■ Objective:
Copy out all lines that carry the word "than".

-- BEGIN --

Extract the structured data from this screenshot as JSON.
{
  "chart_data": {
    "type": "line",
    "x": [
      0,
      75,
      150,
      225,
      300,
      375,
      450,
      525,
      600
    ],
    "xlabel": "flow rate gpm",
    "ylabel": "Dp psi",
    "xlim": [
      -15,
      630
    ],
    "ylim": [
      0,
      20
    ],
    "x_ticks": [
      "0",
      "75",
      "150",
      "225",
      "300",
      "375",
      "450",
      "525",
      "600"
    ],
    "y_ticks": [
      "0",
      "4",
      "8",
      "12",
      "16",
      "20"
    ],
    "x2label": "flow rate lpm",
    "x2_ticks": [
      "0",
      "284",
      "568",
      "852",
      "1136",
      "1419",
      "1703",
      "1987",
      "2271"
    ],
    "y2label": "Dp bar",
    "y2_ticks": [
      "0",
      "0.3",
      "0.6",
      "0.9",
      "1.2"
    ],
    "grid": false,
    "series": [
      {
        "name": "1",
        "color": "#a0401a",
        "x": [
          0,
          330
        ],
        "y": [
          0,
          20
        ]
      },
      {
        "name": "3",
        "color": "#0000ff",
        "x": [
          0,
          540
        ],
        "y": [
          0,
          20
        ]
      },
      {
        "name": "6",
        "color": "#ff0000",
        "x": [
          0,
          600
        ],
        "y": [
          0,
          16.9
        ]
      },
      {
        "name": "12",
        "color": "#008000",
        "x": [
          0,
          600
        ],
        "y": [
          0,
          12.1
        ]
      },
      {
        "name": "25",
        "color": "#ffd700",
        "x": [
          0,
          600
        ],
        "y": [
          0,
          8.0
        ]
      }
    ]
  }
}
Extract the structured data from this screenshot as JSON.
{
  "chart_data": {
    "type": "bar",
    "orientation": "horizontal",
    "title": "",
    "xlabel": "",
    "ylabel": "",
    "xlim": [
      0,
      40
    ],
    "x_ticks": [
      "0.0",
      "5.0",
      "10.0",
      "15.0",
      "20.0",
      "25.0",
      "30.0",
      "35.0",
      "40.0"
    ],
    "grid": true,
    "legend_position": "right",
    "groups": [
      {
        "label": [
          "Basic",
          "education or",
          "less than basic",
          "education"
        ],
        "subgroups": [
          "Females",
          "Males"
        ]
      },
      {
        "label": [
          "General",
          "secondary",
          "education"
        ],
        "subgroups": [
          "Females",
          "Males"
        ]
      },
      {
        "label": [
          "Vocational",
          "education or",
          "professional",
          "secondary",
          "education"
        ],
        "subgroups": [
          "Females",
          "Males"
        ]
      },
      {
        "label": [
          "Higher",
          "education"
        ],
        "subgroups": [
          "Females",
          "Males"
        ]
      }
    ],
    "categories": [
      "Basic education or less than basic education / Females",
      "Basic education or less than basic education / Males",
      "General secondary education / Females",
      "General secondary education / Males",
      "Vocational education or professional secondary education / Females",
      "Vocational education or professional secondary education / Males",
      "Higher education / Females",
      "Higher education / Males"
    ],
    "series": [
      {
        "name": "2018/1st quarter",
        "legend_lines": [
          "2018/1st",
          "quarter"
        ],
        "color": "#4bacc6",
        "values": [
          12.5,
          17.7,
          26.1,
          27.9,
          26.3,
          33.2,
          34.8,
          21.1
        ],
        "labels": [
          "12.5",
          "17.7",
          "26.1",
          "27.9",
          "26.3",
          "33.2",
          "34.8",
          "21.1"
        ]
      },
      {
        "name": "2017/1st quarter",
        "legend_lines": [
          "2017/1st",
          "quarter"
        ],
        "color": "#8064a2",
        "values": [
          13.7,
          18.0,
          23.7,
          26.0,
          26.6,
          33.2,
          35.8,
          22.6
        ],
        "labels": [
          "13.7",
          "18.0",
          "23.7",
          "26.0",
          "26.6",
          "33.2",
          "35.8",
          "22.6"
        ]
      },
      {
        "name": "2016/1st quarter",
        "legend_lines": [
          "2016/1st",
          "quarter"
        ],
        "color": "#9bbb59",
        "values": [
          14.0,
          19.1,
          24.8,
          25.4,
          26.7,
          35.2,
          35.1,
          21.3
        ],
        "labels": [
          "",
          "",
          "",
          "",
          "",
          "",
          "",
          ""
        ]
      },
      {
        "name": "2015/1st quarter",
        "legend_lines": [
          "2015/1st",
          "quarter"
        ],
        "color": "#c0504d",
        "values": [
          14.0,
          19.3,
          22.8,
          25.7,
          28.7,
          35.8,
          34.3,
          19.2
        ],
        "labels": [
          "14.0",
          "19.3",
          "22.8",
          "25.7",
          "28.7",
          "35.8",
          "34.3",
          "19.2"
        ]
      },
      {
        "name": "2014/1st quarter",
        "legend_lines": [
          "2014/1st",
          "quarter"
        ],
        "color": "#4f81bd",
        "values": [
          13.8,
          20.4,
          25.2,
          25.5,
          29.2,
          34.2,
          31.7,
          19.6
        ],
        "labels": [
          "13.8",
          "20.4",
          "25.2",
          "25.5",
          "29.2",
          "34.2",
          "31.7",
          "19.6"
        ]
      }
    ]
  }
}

-- END --

■ Output for this task:
          "less than basic",
      "Basic education or less than basic education / Females",
      "Basic education or less than basic education / Males",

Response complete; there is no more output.